The request. Tally the lines containing the word "should" and give the total alone.

# START OF Supplied data

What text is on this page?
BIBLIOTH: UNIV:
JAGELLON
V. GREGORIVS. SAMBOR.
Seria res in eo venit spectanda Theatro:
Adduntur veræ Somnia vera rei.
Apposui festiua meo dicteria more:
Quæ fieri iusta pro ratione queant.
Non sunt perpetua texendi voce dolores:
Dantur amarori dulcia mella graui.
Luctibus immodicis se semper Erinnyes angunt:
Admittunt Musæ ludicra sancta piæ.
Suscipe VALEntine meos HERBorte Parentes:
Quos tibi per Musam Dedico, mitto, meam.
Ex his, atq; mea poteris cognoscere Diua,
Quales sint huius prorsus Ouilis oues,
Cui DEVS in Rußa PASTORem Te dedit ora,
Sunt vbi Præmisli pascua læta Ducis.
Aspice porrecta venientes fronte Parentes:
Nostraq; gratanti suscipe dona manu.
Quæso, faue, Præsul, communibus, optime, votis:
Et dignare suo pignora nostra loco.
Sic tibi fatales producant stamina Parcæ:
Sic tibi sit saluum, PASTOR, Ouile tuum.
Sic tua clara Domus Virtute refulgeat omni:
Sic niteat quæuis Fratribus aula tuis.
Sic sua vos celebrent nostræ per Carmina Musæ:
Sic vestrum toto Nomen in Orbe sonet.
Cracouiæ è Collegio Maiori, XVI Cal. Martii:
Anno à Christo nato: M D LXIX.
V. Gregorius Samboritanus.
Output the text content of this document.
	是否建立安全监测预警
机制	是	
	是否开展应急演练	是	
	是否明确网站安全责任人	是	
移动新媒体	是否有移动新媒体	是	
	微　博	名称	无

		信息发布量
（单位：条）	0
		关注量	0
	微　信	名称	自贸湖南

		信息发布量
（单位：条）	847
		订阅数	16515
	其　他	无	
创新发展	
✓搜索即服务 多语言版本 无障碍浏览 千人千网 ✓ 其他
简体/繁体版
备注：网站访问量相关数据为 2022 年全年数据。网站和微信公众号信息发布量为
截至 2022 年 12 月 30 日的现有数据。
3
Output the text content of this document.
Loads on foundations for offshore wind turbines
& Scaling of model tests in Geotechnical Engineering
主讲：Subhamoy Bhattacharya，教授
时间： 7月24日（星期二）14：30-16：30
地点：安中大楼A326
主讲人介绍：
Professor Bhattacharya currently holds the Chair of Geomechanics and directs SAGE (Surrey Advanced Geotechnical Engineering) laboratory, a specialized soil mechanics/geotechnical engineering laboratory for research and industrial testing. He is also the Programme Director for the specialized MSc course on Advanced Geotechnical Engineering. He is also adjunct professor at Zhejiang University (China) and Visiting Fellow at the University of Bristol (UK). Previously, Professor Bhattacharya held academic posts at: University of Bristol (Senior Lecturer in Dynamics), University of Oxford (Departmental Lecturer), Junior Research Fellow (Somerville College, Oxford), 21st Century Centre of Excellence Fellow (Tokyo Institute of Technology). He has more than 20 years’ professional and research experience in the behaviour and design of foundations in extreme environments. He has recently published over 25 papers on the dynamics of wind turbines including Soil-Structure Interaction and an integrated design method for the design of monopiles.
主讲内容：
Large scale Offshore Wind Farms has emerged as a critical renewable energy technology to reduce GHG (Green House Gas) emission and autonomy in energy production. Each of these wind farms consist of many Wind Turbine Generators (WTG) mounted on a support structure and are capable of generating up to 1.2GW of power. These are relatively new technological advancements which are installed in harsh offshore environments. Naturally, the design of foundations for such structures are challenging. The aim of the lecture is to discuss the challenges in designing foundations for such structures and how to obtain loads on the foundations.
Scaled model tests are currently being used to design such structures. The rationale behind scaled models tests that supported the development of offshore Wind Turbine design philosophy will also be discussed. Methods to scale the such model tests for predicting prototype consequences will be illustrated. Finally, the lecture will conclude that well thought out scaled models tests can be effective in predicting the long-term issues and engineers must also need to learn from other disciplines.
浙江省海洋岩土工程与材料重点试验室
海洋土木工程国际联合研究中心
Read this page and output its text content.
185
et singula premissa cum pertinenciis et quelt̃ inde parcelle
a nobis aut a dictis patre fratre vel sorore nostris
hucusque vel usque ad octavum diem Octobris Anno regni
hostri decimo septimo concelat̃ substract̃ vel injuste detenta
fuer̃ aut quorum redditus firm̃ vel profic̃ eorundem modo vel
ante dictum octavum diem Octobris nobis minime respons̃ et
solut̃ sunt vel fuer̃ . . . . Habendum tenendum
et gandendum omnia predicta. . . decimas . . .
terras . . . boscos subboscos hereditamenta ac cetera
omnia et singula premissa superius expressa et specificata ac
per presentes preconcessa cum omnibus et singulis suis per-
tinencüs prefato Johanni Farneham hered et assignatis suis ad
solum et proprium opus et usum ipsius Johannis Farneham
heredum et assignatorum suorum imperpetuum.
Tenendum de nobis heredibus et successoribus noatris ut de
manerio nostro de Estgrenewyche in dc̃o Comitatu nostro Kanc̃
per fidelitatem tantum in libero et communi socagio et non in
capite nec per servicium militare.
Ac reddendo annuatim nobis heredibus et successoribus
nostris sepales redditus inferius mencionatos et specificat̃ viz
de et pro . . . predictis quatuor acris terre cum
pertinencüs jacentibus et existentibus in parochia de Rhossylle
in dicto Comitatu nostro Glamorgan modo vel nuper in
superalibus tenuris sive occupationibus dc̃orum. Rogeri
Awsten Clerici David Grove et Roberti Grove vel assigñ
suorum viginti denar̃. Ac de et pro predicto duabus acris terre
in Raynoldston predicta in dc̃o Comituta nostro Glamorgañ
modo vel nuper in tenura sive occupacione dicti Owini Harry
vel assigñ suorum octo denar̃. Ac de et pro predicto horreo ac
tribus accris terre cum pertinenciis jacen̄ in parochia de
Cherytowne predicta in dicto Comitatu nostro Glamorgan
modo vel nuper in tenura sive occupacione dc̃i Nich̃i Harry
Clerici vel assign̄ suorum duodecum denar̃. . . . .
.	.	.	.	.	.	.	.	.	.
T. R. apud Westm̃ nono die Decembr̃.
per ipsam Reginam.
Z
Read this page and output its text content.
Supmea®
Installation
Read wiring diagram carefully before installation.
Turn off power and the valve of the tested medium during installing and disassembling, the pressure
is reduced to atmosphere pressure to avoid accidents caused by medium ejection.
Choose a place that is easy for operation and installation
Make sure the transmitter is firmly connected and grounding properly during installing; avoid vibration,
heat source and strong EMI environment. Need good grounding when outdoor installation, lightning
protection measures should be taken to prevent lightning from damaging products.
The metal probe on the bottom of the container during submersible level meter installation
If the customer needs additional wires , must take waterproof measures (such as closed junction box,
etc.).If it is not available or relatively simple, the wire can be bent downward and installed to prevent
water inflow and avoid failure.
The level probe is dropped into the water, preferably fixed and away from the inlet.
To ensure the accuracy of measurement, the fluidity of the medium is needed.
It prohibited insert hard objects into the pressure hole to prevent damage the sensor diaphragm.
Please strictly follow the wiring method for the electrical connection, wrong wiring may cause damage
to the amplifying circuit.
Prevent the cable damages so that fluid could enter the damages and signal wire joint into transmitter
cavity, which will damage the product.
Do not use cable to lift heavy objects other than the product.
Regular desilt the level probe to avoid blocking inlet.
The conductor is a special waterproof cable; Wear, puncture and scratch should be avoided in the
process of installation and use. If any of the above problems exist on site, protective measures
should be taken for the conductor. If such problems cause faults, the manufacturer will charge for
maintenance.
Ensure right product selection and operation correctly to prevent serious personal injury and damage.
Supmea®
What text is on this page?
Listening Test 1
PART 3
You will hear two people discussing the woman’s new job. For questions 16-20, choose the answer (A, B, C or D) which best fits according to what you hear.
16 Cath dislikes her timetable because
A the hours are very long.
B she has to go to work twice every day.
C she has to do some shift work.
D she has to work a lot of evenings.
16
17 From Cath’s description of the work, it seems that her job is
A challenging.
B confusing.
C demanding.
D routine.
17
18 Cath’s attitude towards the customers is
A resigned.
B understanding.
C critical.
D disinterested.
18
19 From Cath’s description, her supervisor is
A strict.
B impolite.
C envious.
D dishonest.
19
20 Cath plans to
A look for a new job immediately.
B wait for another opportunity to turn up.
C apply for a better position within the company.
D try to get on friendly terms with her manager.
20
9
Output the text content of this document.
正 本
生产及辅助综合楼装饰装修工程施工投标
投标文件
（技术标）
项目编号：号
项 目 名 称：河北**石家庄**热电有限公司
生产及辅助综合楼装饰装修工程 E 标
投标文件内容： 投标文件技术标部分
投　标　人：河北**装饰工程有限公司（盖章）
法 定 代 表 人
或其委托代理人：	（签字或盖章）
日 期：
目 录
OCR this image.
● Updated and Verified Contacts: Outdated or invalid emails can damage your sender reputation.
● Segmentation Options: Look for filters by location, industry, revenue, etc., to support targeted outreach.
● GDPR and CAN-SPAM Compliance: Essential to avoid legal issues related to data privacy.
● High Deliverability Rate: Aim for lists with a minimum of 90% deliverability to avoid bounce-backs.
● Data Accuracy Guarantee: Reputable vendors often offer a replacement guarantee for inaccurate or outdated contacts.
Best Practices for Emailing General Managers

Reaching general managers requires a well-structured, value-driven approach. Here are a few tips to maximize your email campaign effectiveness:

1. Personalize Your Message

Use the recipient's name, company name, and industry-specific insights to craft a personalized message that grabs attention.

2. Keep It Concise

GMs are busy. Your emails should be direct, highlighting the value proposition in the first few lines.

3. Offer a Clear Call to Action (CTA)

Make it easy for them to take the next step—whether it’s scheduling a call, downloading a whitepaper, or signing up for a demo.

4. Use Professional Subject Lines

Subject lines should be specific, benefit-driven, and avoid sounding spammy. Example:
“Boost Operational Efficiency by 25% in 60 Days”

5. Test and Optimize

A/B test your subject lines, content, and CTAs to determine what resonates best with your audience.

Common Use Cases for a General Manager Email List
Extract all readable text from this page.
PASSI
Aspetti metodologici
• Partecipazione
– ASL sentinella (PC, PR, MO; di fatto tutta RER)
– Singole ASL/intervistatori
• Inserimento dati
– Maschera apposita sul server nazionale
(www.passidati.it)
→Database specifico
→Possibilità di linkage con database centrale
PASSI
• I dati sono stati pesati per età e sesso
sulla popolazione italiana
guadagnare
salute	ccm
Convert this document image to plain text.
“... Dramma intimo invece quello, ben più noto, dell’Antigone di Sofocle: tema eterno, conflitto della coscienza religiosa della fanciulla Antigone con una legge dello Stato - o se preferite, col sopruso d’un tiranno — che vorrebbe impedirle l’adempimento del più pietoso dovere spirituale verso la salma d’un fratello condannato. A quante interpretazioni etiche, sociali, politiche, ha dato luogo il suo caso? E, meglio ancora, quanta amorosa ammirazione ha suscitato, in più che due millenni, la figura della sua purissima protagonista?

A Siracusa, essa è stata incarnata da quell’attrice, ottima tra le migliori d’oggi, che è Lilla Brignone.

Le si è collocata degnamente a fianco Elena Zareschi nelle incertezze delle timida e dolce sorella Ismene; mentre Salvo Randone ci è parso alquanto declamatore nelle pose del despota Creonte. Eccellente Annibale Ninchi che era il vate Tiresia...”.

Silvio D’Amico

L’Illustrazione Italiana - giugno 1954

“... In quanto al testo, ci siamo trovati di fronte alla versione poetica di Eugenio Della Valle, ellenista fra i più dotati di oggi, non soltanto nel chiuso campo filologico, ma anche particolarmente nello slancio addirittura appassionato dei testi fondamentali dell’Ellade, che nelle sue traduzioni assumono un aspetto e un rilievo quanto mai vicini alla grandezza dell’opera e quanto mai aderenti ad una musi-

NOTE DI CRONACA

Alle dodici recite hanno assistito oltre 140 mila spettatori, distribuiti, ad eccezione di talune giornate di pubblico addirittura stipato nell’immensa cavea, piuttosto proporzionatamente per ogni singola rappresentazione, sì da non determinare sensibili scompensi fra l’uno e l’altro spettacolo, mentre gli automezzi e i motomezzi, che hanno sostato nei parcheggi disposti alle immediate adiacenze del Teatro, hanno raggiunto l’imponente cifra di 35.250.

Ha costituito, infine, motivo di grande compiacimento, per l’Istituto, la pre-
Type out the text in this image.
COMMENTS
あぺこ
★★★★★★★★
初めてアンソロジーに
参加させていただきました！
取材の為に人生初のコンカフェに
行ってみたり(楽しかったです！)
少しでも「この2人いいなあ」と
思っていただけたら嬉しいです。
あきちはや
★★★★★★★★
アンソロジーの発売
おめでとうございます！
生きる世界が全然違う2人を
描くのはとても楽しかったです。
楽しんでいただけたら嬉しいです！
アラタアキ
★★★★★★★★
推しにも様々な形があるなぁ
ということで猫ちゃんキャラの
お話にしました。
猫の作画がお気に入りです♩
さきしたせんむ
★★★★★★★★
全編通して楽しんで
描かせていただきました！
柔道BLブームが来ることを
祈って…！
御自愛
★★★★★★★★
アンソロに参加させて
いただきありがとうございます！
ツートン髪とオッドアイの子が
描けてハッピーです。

# END OF Supplied data

The completed task. 5